- Problem requirements: Set down the material below in full, matching it exactly.

- Available records:
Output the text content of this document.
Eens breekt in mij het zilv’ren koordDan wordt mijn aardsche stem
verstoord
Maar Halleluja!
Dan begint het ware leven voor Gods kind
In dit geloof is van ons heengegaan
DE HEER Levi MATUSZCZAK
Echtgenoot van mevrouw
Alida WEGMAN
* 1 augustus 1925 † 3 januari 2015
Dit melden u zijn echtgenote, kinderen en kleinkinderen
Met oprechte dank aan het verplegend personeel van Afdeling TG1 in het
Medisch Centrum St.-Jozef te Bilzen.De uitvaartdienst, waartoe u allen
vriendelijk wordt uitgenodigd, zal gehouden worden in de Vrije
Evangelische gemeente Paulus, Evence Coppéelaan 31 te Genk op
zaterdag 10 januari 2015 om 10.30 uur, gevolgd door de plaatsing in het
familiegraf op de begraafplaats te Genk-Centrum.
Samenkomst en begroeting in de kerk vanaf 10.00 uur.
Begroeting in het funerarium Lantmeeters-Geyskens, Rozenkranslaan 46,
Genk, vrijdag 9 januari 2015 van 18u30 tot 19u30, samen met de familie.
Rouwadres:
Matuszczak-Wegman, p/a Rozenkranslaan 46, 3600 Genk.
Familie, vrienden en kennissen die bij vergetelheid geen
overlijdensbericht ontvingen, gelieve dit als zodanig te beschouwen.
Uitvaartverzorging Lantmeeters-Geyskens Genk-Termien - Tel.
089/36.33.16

- Answer to this task:
Output the text content of this document.
Eens breekt in mij het zilv’ren koordDan wordt mijn aardsche stem
verstoord
Maar Halleluja!
Dan begint het ware leven voor Gods kind
In dit geloof is van ons heengegaan
DE HEER Levi MATUSZCZAK
Echtgenoot van mevrouw
Alida WEGMAN
* 1 augustus 1925 † 3 januari 2015
Dit melden u zijn echtgenote, kinderen en kleinkinderen
Met oprechte dank aan het verplegend personeel van Afdeling TG1 in het
Medisch Centrum St.-Jozef te Bilzen.De uitvaartdienst, waartoe u allen
vriendelijk wordt uitgenodigd, zal gehouden worden in de Vrije
Evangelische gemeente Paulus, Evence Coppéelaan 31 te Genk op
zaterdag 10 januari 2015 om 10.30 uur, gevolgd door de plaatsing in het
familiegraf op de begraafplaats te Genk-Centrum.
Samenkomst en begroeting in de kerk vanaf 10.00 uur.
Begroeting in het funerarium Lantmeeters-Geyskens, Rozenkranslaan 46,
Genk, vrijdag 9 januari 2015 van 18u30 tot 19u30, samen met de familie.
Rouwadres:
Matuszczak-Wegman, p/a Rozenkranslaan 46, 3600 Genk.
Familie, vrienden en kennissen die bij vergetelheid geen
overlijdensbericht ontvingen, gelieve dit als zodanig te beschouwen.
Uitvaartverzorging Lantmeeters-Geyskens Genk-Termien - Tel.
089/36.33.16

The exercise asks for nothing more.